▶ **Task goal**: Convert every line of the listing below into a Markdown table with the columns "Row" and "Listing line", numbering the rows in order and leaving out blank lines.
## Begin
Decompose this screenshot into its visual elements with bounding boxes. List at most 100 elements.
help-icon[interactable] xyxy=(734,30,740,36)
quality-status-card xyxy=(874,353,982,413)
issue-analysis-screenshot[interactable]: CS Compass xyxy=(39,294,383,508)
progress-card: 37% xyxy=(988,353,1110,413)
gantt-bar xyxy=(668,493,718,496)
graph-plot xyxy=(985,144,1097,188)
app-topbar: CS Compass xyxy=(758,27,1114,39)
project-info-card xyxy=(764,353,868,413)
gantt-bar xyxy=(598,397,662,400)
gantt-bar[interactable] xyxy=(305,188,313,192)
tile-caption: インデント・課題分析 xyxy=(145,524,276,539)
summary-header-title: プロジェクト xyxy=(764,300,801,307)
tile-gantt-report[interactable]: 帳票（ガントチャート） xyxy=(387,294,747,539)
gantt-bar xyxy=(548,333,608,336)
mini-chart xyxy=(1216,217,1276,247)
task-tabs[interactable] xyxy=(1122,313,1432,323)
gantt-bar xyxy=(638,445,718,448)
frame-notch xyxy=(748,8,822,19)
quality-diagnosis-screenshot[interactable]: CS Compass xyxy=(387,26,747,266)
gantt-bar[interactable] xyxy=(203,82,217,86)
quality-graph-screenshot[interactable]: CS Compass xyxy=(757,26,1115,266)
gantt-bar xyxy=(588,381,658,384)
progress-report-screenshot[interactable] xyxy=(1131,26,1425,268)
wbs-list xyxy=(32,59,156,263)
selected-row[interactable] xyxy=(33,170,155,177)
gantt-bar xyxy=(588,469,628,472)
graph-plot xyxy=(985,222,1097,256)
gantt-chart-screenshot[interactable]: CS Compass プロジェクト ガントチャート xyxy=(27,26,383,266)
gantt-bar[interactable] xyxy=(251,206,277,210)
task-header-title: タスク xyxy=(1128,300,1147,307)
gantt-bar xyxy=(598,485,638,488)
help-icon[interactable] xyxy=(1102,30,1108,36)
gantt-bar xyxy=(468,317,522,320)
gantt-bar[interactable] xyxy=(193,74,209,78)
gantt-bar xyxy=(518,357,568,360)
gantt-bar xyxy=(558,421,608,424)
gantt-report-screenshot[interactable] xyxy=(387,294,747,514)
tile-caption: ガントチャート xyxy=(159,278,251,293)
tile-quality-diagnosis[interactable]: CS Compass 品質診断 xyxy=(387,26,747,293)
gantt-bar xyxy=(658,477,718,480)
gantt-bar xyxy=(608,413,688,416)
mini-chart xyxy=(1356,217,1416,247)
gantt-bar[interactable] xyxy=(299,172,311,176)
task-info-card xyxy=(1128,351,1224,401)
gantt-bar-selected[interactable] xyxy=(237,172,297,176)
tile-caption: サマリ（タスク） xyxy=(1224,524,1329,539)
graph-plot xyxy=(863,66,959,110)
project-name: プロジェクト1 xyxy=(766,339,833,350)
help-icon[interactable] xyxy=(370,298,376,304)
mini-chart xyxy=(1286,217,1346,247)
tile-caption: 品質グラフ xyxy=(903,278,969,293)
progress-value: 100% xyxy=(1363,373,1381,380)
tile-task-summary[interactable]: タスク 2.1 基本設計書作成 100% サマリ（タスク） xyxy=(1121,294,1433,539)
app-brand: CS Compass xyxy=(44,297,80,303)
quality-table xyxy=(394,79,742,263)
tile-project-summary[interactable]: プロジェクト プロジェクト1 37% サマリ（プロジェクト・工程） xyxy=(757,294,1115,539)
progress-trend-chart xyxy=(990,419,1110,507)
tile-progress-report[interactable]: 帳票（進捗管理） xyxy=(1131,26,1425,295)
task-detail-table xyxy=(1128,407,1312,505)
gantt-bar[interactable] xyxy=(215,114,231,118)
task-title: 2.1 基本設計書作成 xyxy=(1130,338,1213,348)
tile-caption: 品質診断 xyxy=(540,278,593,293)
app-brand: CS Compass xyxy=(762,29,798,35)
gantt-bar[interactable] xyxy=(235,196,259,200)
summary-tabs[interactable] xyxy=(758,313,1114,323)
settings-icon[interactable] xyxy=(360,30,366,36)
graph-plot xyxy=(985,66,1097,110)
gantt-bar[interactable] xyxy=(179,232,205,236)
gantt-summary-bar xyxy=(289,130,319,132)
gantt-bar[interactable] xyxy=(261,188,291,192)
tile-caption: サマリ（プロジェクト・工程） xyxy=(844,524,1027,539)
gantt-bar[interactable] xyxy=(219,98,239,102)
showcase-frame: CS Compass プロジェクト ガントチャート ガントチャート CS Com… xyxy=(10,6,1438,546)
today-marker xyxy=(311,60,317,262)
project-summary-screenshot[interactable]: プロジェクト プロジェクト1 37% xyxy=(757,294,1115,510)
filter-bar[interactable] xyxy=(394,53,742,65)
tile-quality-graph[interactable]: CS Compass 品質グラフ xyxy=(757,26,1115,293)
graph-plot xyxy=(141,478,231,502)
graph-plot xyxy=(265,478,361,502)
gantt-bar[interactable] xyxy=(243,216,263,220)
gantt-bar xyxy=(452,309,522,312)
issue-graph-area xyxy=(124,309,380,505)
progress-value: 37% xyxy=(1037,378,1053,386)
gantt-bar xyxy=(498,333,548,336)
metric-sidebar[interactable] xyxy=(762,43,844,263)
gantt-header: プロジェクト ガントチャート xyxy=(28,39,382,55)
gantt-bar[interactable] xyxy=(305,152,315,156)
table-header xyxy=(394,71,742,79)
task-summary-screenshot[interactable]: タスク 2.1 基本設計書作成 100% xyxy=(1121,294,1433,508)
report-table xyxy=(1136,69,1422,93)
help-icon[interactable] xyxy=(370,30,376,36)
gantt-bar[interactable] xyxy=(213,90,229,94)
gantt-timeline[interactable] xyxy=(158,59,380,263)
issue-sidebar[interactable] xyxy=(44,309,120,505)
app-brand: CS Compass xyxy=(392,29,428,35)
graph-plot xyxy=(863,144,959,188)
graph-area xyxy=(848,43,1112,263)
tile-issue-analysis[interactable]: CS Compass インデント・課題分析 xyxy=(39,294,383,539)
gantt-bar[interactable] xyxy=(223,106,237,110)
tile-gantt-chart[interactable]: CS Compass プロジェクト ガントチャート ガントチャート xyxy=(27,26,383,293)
## End
▶ **Task answer**:
| Row | Listing line |
|---|---|
| 1 | Decompose this screenshot into its visual elements with bounding boxes. List at most 100 elements. |
| 2 | help-icon[interactable] xyxy=(734,30,740,36) |
| 3 | quality-status-card xyxy=(874,353,982,413) |
| 4 | issue-analysis-screenshot[interactable]: CS Compass xyxy=(39,294,383,508) |
| 5 | progress-card: 37% xyxy=(988,353,1110,413) |
| 6 | gantt-bar xyxy=(668,493,718,496) |
| 7 | graph-plot xyxy=(985,144,1097,188) |
| 8 | app-topbar: CS Compass xyxy=(758,27,1114,39) |
| 9 | project-info-card xyxy=(764,353,868,413) |
| 10 | gantt-bar xyxy=(598,397,662,400) |
| 11 | gantt-bar[interactable] xyxy=(305,188,313,192) |
| 12 | tile-caption: インデント・課題分析 xyxy=(145,524,276,539) |
| 13 | summary-header-title: プロジェクト xyxy=(764,300,801,307) |
| 14 | tile-gantt-report[interactable]: 帳票（ガントチャート） xyxy=(387,294,747,539) |
| 15 | gantt-bar xyxy=(548,333,608,336) |
| 16 | mini-chart xyxy=(1216,217,1276,247) |
| 17 | task-tabs[interactable] xyxy=(1122,313,1432,323) |
| 18 | gantt-bar xyxy=(638,445,718,448) |
| 19 | frame-notch xyxy=(748,8,822,19) |
| 20 | quality-diagnosis-screenshot[interactable]: CS Compass xyxy=(387,26,747,266) |
| 21 | gantt-bar[interactable] xyxy=(203,82,217,86) |
| 22 | quality-graph-screenshot[interactable]: CS Compass xyxy=(757,26,1115,266) |
| 23 | gantt-bar xyxy=(588,381,658,384) |
| 24 | progress-report-screenshot[interactable] xyxy=(1131,26,1425,268) |
| 25 | wbs-list xyxy=(32,59,156,263) |
| 26 | selected-row[interactable] xyxy=(33,170,155,177) |
| 27 | gantt-bar xyxy=(588,469,628,472) |
| 28 | graph-plot xyxy=(985,222,1097,256) |
| 29 | gantt-chart-screenshot[interactable]: CS Compass プロジェクト ガントチャート xyxy=(27,26,383,266) |
| 30 | gantt-bar[interactable] xyxy=(251,206,277,210) |
| 31 | task-header-title: タスク xyxy=(1128,300,1147,307) |
| 32 | gantt-bar xyxy=(598,485,638,488) |
| 33 | help-icon[interactable] xyxy=(1102,30,1108,36) |
| 34 | gantt-bar xyxy=(468,317,522,320) |
| 35 | gantt-bar[interactable] xyxy=(193,74,209,78) |
| 36 | gantt-bar xyxy=(518,357,568,360) |
| 37 | gantt-bar xyxy=(558,421,608,424) |
| 38 | gantt-report-screenshot[interactable] xyxy=(387,294,747,514) |
| 39 | tile-caption: ガントチャート xyxy=(159,278,251,293) |
| 40 | tile-quality-diagnosis[interactable]: CS Compass 品質診断 xyxy=(387,26,747,293) |
| 41 | gantt-bar xyxy=(658,477,718,480) |
| 42 | gantt-bar xyxy=(608,413,688,416) |
| 43 | mini-chart xyxy=(1356,217,1416,247) |
| 44 | gantt-bar[interactable] xyxy=(299,172,311,176) |
| 45 | task-info-card xyxy=(1128,351,1224,401) |
| 46 | gantt-bar-selected[interactable] xyxy=(237,172,297,176) |
| 47 | tile-caption: サマリ（タスク） xyxy=(1224,524,1329,539) |
| 48 | graph-plot xyxy=(863,66,959,110) |
| 49 | project-name: プロジェクト1 xyxy=(766,339,833,350) |
| 50 | help-icon[interactable] xyxy=(370,298,376,304) |
| 51 | mini-chart xyxy=(1286,217,1346,247) |
| 52 | tile-caption: 品質グラフ xyxy=(903,278,969,293) |
| 53 | progress-value: 100% xyxy=(1363,373,1381,380) |
| 54 | tile-task-summary[interactable]: タスク 2.1 基本設計書作成 100% サマリ（タスク） xyxy=(1121,294,1433,539) |
| 55 | app-brand: CS Compass xyxy=(44,297,80,303) |
| 56 | quality-table xyxy=(394,79,742,263) |
| 57 | tile-project-summary[interactable]: プロジェクト プロジェクト1 37% サマリ（プロジェクト・工程） xyxy=(757,294,1115,539) |
| 58 | progress-trend-chart xyxy=(990,419,1110,507) |
| 59 | tile-progress-report[interactable]: 帳票（進捗管理） xyxy=(1131,26,1425,295) |
| 60 | task-detail-table xyxy=(1128,407,1312,505) |
| 61 | gantt-bar[interactable] xyxy=(215,114,231,118) |
| 62 | task-title: 2.1 基本設計書作成 xyxy=(1130,338,1213,348) |
| 63 | tile-caption: 品質診断 xyxy=(540,278,593,293) |
| 64 | app-brand: CS Compass xyxy=(762,29,798,35) |
| 65 | gantt-bar[interactable] xyxy=(235,196,259,200) |
| 66 | summary-tabs[interactable] xyxy=(758,313,1114,323) |
| 67 | settings-icon[interactable] xyxy=(360,30,366,36) |
| 68 | graph-plot xyxy=(985,66,1097,110) |
| 69 | gantt-bar[interactable] xyxy=(179,232,205,236) |
| 70 | gantt-summary-bar xyxy=(289,130,319,132) |
| 71 | gantt-bar[interactable] xyxy=(261,188,291,192) |
| 72 | tile-caption: サマリ（プロジェクト・工程） xyxy=(844,524,1027,539) |
| 73 | gantt-bar[interactable] xyxy=(219,98,239,102) |
| 74 | showcase-frame: CS Compass プロジェクト ガントチャート ガントチャート CS Com… xyxy=(10,6,1438,546) |
| 75 | today-marker xyxy=(311,60,317,262) |
| 76 | project-summary-screenshot[interactable]: プロジェクト プロジェクト1 37% xyxy=(757,294,1115,510) |
| 77 | filter-bar[interactable] xyxy=(394,53,742,65) |
| 78 | tile-quality-graph[interactable]: CS Compass 品質グラフ xyxy=(757,26,1115,293) |
| 79 | graph-plot xyxy=(141,478,231,502) |
| 80 | graph-plot xyxy=(265,478,361,502) |
| 81 | gantt-bar[interactable] xyxy=(243,216,263,220) |
| 82 | gantt-bar xyxy=(452,309,522,312) |
| 83 | issue-graph-area xyxy=(124,309,380,505) |
| 84 | progress-value: 37% xyxy=(1037,378,1053,386) |
| 85 | gantt-bar xyxy=(498,333,548,336) |
| 86 | metric-sidebar[interactable] xyxy=(762,43,844,263) |
| 87 | gantt-header: プロジェクト ガントチャート xyxy=(28,39,382,55) |
| 88 | gantt-bar[interactable] xyxy=(305,152,315,156) |
| 89 | table-header xyxy=(394,71,742,79) |
| 90 | task-summary-screenshot[interactable]: タスク 2.1 基本設計書作成 100% xyxy=(1121,294,1433,508) |
| 91 | report-table xyxy=(1136,69,1422,93) |
| 92 | help-icon[interactable] xyxy=(370,30,376,36) |
| 93 | gantt-bar[interactable] xyxy=(213,90,229,94) |
| 94 | gantt-timeline[interactable] xyxy=(158,59,380,263) |
| 95 | issue-sidebar[interactable] xyxy=(44,309,120,505) |
| 96 | app-brand: CS Compass xyxy=(392,29,428,35) |
| 97 | graph-plot xyxy=(863,144,959,188) |
| 98 | graph-area xyxy=(848,43,1112,263) |
| 99 | tile-issue-analysis[interactable]: CS Compass インデント・課題分析 xyxy=(39,294,383,539) |
| 100 | gantt-bar[interactable] xyxy=(223,106,237,110) |
| 101 | tile-gantt-chart[interactable]: CS Compass プロジェクト ガントチャート ガントチャート xyxy=(27,26,383,293) |